- [EXERCISE TASK] Give back the full listing verbatim, apart from its images.

╭─ DATA LISTING

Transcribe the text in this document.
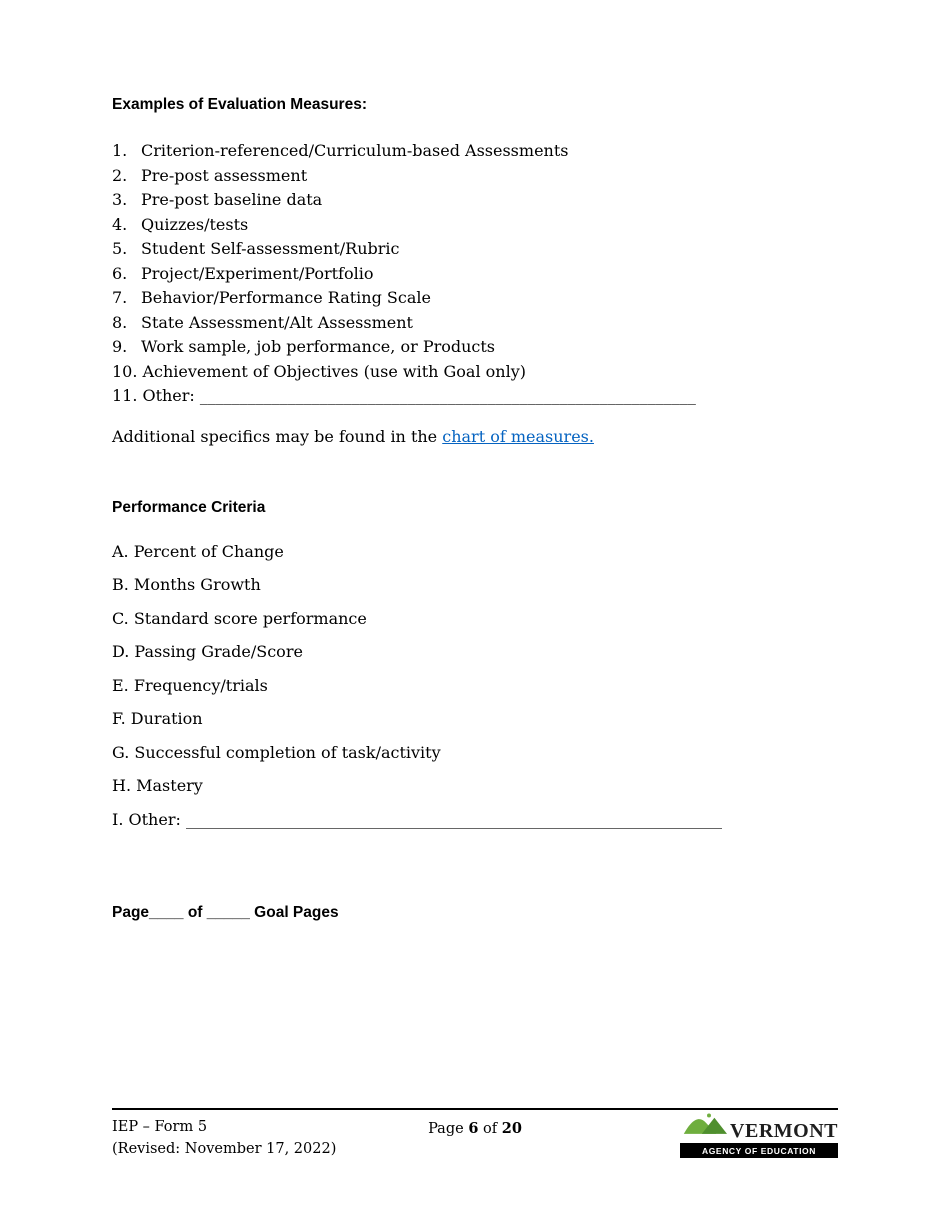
Examples of Evaluation Measures:
1. Criterion-referenced/Curriculum-based Assessments
2. Pre-post assessment
3. Pre-post baseline data
4. Quizzes/tests
5. Student Self-assessment/Rubric
6. Project/Experiment/Portfolio
7. Behavior/Performance Rating Scale
8. State Assessment/Alt Assessment
9. Work sample, job performance, or Products
10. Achievement of Objectives (use with Goal only)
11. Other: ______________________________________________________________

Additional specifics may be found in the chart of measures.

Performance Criteria

A. Percent of Change

B. Months Growth

C. Standard score performance

D. Passing Grade/Score

E. Frequency/trials

F. Duration

G. Successful completion of task/activity

H. Mastery

I. Other: ___________________________________________________________________

Page____ of _____ Goal Pages

IEP – Form 5
(Revised: November 17, 2022)
Page 6 of 20	VERMONT
AGENCY OF EDUCATION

╰─

- [PROBLEM SOLUTION]
Transcribe the text in this document.
Examples of Evaluation Measures:
1. Criterion-referenced/Curriculum-based Assessments
2. Pre-post assessment
3. Pre-post baseline data
4. Quizzes/tests
5. Student Self-assessment/Rubric
6. Project/Experiment/Portfolio
7. Behavior/Performance Rating Scale
8. State Assessment/Alt Assessment
9. Work sample, job performance, or Products
10. Achievement of Objectives (use with Goal only)
11. Other: ______________________________________________________________

Additional specifics may be found in the chart of measures.

Performance Criteria

A. Percent of Change

B. Months Growth

C. Standard score performance

D. Passing Grade/Score

E. Frequency/trials

F. Duration

G. Successful completion of task/activity

H. Mastery

I. Other: ___________________________________________________________________

Page____ of _____ Goal Pages

IEP – Form 5
(Revised: November 17, 2022)
Page 6 of 20	VERMONT
AGENCY OF EDUCATION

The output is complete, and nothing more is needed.